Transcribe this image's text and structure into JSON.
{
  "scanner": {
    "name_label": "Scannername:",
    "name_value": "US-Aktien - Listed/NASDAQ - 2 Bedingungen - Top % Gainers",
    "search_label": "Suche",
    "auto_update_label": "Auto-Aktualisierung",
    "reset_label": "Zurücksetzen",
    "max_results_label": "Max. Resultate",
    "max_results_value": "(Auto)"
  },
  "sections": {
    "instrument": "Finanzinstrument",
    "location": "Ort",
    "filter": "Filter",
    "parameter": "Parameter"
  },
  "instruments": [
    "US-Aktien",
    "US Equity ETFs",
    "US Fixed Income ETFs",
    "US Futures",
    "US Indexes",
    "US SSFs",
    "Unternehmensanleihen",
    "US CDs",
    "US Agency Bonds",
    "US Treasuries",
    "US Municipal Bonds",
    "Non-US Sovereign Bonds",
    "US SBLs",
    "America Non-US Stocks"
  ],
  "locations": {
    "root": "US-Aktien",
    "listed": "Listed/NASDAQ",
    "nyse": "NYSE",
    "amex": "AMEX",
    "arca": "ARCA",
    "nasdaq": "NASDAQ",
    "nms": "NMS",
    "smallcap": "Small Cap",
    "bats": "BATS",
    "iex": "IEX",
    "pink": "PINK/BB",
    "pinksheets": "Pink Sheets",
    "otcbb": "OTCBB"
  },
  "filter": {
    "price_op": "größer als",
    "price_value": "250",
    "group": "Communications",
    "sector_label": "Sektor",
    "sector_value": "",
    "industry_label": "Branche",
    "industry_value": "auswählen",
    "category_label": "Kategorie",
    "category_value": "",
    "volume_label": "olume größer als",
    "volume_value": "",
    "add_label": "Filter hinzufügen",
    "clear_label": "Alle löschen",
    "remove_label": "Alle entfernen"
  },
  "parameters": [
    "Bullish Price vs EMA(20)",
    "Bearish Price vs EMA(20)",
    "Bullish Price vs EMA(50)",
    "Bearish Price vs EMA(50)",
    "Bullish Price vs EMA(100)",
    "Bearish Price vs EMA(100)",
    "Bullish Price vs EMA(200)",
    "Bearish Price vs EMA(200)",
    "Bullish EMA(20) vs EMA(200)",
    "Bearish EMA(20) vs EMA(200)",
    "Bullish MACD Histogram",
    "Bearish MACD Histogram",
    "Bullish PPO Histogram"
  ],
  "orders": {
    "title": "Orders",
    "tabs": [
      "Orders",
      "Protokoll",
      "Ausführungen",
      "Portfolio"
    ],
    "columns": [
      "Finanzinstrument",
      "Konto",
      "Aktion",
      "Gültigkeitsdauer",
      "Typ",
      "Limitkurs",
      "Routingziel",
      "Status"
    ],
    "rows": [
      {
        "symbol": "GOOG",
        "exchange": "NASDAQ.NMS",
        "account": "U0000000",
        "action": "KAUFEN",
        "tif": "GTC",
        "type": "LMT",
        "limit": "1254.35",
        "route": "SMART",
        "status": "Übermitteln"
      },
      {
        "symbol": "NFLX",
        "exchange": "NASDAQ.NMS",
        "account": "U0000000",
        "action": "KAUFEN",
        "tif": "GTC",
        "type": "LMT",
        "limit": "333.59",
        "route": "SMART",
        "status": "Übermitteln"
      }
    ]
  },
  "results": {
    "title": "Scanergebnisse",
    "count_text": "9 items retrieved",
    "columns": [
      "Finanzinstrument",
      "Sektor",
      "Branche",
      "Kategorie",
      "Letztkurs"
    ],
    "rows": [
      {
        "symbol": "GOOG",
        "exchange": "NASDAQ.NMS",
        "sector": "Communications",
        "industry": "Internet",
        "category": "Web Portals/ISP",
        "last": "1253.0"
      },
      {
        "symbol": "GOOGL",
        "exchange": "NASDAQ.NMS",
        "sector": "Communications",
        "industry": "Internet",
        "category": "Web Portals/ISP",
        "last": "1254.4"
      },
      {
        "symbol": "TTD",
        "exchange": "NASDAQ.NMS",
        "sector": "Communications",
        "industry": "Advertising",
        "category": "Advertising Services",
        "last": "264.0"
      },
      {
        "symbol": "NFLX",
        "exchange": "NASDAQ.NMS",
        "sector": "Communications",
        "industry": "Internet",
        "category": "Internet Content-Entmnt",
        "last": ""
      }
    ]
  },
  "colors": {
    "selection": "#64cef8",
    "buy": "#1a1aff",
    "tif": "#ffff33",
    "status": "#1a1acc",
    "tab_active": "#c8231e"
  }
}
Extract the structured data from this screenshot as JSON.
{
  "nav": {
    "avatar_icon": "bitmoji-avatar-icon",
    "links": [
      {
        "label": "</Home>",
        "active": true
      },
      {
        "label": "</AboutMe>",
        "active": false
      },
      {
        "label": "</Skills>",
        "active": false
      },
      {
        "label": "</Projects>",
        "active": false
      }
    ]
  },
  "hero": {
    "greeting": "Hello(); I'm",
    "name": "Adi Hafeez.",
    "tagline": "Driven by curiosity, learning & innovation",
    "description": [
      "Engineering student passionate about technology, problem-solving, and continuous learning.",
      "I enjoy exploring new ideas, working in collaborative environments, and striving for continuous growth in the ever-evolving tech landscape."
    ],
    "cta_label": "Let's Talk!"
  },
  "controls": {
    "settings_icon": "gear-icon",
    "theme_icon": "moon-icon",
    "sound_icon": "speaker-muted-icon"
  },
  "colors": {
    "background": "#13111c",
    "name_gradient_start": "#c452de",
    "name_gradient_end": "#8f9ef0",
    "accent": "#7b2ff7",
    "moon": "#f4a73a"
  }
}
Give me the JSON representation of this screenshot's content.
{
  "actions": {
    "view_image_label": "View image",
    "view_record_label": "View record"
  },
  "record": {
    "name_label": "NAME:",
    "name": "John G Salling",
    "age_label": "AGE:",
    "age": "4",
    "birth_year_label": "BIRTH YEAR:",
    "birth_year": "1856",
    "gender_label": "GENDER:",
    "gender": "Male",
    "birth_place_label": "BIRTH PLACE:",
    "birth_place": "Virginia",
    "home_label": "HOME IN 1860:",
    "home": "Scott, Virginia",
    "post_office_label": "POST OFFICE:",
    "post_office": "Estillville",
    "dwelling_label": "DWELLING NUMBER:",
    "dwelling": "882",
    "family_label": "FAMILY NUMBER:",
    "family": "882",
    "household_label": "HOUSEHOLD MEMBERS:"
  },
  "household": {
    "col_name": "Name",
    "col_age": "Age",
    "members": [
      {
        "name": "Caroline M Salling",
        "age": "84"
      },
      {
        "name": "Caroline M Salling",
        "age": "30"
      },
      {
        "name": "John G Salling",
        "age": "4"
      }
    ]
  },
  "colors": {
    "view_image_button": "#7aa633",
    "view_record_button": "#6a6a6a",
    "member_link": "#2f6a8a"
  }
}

» **Short problem**: Return the lines of the records that include the string "learning".

» **Task answer**:
    "tagline": "Driven by curiosity, learning & innovation",
      "Engineering student passionate about technology, problem-solving, and continuous learning.",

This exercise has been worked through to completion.